DO THIS = Exclude the pictures and reproduce the remaining data exactly as written.

[Dataset records]
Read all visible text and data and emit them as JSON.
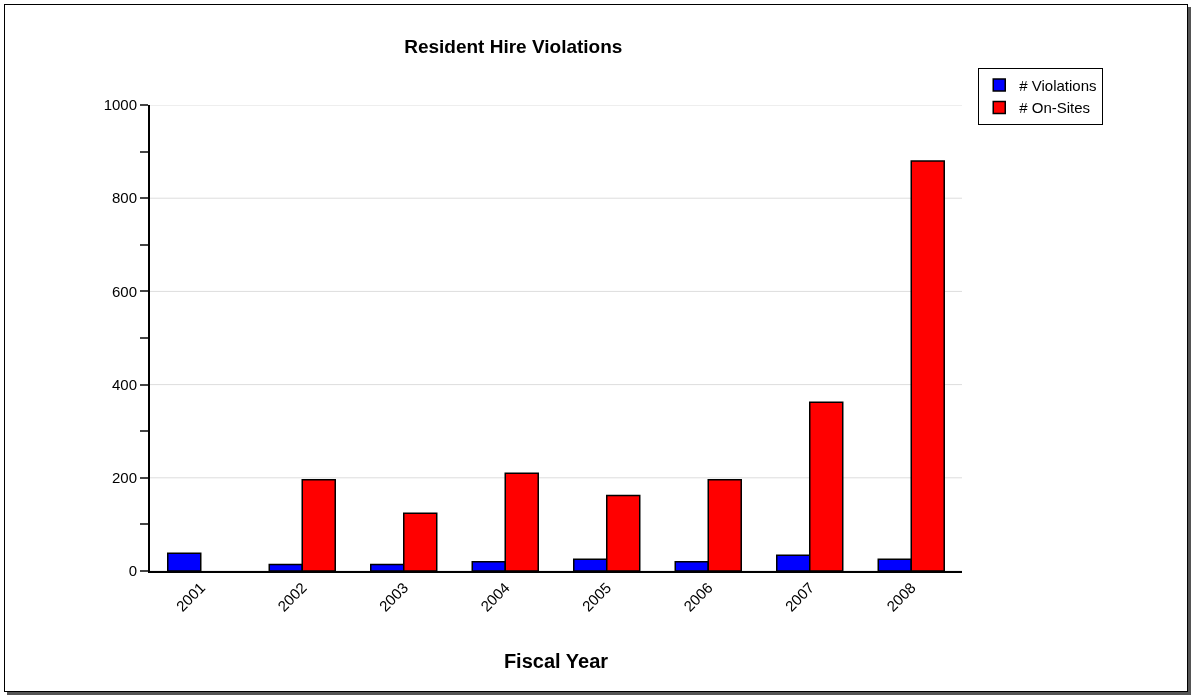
{
  "chart_data": {
    "type": "bar",
    "title": "Resident Hire Violations",
    "xlabel": "Fiscal Year",
    "categories": [
      "2001",
      "2002",
      "2003",
      "2004",
      "2005",
      "2006",
      "2007",
      "2008"
    ],
    "series": [
      {
        "name": "# Violations",
        "color": "#0000ff",
        "values": [
          38,
          14,
          14,
          20,
          25,
          20,
          34,
          25
        ]
      },
      {
        "name": "# On-Sites",
        "color": "#ff0000",
        "values": [
          null,
          196,
          124,
          210,
          162,
          196,
          362,
          880
        ]
      }
    ],
    "ylim": [
      0,
      1000
    ],
    "yticks": [
      0,
      {
        "value": 100,
        "label": null
      },
      200,
      {
        "value": 300,
        "label": null
      },
      400,
      {
        "value": 500,
        "label": null
      },
      600,
      {
        "value": 700,
        "label": null
      },
      800,
      {
        "value": 900,
        "label": null
      },
      1000
    ],
    "grid": "y",
    "legend": "top right"
  }
}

SOLUTION TO THIS EXERCISE =
Read all visible text and data and emit them as JSON.
{
  "chart_data": {
    "type": "bar",
    "title": "Resident Hire Violations",
    "xlabel": "Fiscal Year",
    "categories": [
      "2001",
      "2002",
      "2003",
      "2004",
      "2005",
      "2006",
      "2007",
      "2008"
    ],
    "series": [
      {
        "name": "# Violations",
        "color": "#0000ff",
        "values": [
          38,
          14,
          14,
          20,
          25,
          20,
          34,
          25
        ]
      },
      {
        "name": "# On-Sites",
        "color": "#ff0000",
        "values": [
          null,
          196,
          124,
          210,
          162,
          196,
          362,
          880
        ]
      }
    ],
    "ylim": [
      0,
      1000
    ],
    "yticks": [
      0,
      {
        "value": 100,
        "label": null
      },
      200,
      {
        "value": 300,
        "label": null
      },
      400,
      {
        "value": 500,
        "label": null
      },
      600,
      {
        "value": 700,
        "label": null
      },
      800,
      {
        "value": 900,
        "label": null
      },
      1000
    ],
    "grid": "y",
    "legend": "top right"
  }
}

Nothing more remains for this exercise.